Information provided:
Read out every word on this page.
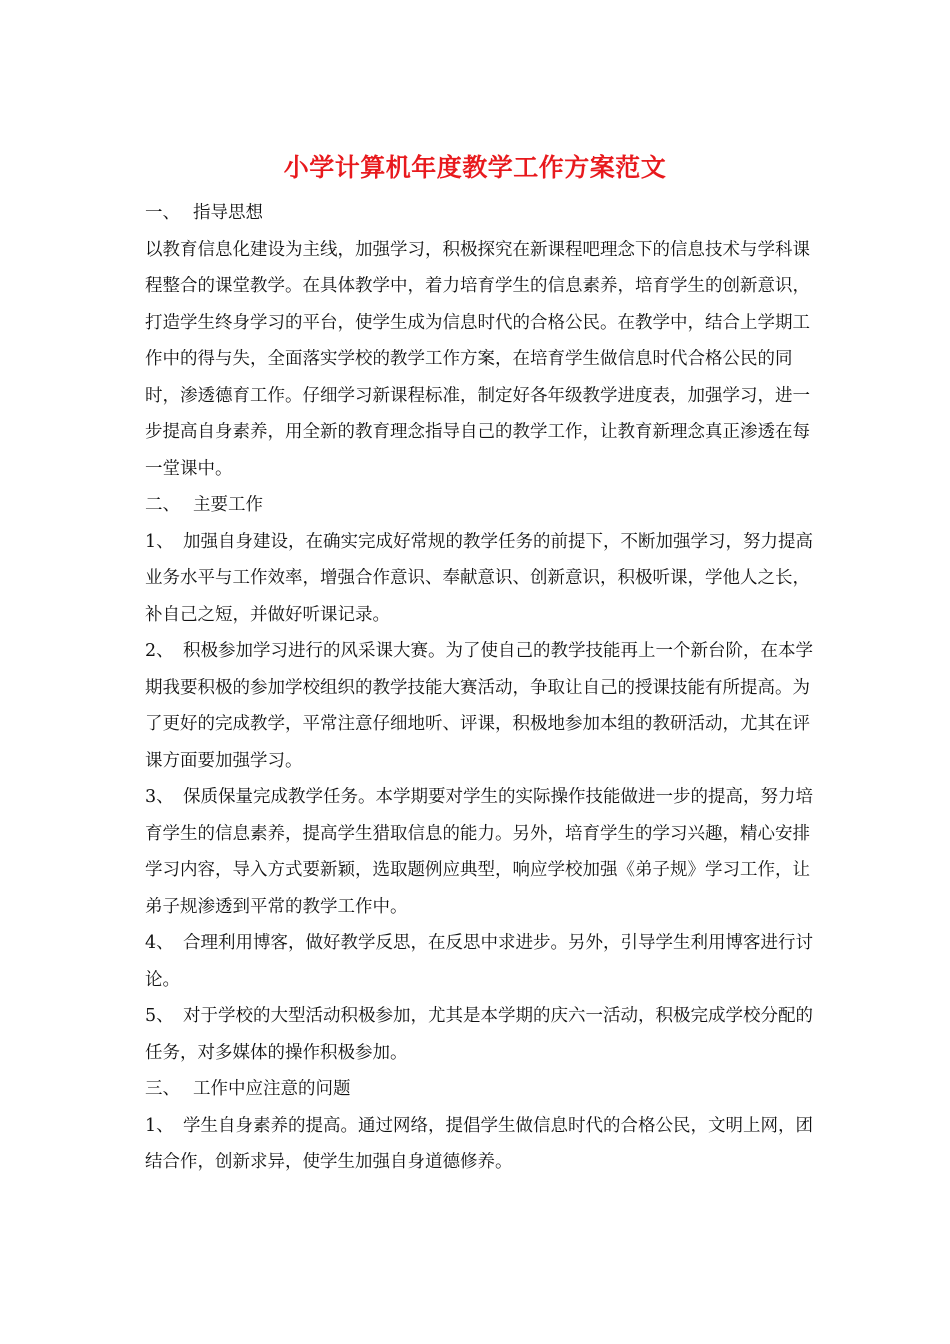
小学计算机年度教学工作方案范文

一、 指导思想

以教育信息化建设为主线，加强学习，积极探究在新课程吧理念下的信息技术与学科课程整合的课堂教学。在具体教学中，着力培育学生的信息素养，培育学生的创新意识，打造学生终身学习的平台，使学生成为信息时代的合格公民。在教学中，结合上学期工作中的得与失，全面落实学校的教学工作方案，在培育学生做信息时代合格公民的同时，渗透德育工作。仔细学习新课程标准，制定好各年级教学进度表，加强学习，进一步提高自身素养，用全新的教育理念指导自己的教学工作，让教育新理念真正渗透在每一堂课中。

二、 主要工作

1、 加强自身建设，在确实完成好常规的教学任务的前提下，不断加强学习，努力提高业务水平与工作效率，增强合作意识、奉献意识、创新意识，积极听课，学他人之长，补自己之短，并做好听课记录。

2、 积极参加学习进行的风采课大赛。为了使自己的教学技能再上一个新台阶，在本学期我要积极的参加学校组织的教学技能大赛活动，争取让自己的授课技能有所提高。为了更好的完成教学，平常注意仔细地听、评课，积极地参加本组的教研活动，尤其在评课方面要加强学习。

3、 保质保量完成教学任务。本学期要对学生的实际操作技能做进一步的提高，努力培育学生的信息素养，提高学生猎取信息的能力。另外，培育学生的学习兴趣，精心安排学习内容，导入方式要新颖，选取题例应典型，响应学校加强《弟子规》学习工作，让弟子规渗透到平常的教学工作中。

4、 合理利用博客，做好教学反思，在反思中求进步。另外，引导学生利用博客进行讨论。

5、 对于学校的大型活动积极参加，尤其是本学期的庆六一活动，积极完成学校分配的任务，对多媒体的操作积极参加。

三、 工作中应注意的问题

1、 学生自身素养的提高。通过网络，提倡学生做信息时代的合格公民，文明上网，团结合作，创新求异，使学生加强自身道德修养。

--

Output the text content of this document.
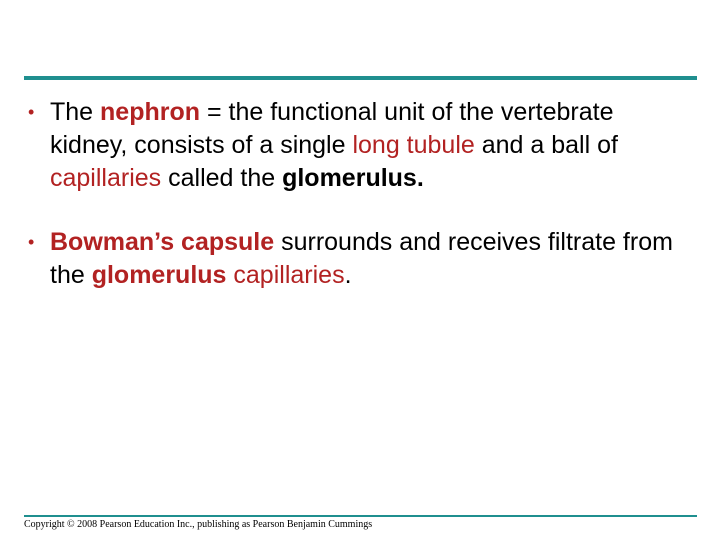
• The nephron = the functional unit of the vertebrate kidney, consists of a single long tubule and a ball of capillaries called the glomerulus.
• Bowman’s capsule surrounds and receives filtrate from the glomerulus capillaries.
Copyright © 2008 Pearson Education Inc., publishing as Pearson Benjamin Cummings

Task: Search the data for "capillaries" and list every line in which it occurs.

Complete output:
• The nephron = the functional unit of the vertebrate kidney, consists of a single long tubule and a ball of capillaries called the glomerulus.
• Bowman’s capsule surrounds and receives filtrate from the glomerulus capillaries.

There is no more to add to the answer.